[Data provided]:
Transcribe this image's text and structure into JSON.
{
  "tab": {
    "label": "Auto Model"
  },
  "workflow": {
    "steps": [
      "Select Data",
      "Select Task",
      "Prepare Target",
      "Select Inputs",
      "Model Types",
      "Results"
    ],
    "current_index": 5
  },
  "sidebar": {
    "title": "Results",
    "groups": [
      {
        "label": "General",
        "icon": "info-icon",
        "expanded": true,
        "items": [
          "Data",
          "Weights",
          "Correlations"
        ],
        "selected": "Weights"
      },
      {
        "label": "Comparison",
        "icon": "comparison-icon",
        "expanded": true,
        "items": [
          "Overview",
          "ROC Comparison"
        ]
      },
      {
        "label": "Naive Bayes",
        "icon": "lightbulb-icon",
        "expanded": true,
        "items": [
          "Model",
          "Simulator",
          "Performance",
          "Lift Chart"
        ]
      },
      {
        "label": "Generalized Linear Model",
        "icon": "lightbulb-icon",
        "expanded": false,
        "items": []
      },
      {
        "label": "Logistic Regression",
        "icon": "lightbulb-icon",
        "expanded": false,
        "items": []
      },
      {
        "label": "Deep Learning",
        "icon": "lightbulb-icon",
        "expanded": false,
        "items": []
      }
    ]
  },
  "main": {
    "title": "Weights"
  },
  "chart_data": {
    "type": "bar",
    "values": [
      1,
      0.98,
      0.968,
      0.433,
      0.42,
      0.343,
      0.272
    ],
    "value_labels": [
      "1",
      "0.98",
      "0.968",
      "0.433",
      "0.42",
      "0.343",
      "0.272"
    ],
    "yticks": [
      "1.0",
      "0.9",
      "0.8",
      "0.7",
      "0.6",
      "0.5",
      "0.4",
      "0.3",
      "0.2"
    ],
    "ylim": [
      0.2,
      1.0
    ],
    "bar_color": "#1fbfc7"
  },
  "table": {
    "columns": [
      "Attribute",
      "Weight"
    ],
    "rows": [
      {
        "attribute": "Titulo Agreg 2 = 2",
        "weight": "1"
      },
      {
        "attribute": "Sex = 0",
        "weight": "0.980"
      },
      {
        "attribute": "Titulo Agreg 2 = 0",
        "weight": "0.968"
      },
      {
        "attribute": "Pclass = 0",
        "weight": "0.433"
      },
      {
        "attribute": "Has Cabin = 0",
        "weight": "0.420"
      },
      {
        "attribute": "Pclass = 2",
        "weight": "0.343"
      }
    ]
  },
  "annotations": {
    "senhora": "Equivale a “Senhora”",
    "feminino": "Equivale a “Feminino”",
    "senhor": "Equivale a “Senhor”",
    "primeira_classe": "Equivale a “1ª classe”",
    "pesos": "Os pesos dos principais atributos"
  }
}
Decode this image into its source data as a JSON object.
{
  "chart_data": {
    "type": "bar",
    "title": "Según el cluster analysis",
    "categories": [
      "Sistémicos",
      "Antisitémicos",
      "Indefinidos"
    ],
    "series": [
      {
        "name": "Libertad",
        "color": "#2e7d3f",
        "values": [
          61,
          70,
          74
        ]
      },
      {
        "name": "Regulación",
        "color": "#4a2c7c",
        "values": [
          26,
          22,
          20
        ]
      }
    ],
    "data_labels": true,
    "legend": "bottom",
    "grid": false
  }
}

* * *

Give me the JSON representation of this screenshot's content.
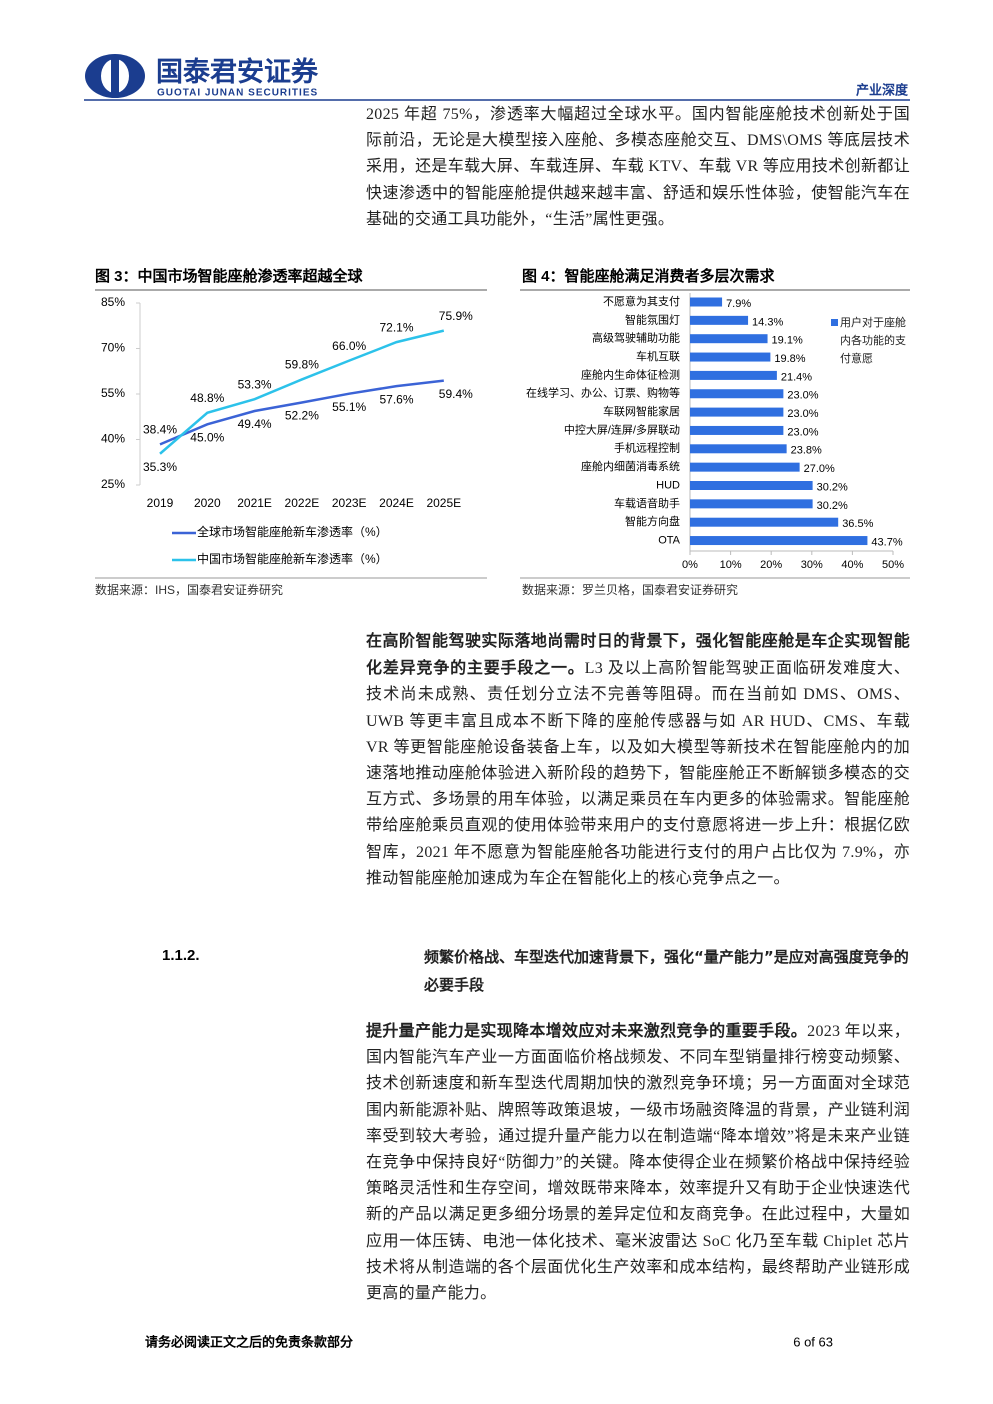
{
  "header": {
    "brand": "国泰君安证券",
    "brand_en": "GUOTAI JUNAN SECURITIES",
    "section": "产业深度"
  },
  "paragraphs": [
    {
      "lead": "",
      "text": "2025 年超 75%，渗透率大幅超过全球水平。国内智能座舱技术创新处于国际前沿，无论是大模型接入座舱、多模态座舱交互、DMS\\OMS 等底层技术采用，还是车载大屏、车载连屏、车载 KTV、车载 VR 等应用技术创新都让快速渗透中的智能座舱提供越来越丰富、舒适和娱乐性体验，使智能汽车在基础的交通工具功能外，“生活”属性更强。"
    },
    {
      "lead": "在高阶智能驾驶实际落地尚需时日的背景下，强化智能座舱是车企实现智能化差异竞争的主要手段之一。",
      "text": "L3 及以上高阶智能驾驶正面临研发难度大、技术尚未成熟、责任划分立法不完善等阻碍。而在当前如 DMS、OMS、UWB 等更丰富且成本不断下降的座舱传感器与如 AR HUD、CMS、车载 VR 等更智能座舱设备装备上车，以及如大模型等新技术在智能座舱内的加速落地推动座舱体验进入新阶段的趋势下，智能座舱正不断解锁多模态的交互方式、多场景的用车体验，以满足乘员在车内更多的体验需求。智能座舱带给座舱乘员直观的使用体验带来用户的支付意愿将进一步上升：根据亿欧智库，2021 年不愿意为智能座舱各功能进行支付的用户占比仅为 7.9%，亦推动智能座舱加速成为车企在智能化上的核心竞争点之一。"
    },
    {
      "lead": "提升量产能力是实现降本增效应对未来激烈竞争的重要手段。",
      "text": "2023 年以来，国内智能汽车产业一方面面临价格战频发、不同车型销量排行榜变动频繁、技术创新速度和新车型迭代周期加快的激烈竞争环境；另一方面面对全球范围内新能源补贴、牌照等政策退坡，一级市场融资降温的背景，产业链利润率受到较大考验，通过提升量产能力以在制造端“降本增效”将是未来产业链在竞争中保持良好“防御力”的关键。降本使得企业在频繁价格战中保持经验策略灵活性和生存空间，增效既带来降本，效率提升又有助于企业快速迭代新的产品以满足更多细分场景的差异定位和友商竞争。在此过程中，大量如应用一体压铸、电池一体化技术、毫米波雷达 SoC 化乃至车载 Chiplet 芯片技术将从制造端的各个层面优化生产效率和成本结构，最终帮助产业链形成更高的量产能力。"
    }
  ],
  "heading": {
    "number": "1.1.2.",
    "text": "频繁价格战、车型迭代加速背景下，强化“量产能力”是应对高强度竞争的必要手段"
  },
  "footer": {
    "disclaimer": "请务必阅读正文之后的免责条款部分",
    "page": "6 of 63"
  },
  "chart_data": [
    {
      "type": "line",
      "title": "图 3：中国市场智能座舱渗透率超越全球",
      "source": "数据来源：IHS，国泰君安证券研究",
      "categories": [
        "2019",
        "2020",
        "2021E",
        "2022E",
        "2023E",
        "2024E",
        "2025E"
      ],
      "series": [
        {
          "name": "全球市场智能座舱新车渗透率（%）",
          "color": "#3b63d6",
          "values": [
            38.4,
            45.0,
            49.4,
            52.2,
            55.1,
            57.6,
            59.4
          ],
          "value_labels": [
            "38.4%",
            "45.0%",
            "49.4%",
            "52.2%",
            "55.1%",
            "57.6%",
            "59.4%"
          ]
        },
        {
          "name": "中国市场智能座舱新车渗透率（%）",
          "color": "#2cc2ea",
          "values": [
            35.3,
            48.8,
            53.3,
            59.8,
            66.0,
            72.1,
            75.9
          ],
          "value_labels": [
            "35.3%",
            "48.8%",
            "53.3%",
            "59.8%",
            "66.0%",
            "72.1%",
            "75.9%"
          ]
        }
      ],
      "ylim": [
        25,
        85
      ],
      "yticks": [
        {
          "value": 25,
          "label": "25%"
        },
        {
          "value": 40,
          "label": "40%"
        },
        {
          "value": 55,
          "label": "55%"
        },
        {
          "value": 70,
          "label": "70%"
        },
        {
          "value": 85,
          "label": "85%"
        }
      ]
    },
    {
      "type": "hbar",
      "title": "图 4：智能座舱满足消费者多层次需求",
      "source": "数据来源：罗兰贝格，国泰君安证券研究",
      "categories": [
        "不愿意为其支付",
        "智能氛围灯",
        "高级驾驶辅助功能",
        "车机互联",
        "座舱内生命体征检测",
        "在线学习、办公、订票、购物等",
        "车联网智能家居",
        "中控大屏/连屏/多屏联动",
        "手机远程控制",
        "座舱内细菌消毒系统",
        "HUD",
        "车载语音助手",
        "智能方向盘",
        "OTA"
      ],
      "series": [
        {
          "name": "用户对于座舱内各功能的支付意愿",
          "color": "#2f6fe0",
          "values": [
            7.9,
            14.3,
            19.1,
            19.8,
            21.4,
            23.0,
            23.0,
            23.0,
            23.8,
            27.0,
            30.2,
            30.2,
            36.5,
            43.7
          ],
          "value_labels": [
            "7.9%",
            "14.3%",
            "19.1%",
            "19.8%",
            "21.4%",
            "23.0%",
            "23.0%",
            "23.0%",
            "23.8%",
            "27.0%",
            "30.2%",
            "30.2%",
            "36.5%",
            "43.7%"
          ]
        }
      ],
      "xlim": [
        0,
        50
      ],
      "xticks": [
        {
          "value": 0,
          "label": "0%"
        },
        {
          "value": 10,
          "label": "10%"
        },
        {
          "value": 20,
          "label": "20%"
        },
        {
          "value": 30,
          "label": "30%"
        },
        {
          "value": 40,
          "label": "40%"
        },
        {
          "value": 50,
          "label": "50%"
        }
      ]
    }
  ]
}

[Task statement]:
From the data, list each line in which the string "Equivale" appears.

[Correct output]:
    "senhora": "Equivale a “Senhora”",
    "feminino": "Equivale a “Feminino”",
    "senhor": "Equivale a “Senhor”",
    "primeira_classe": "Equivale a “1ª classe”",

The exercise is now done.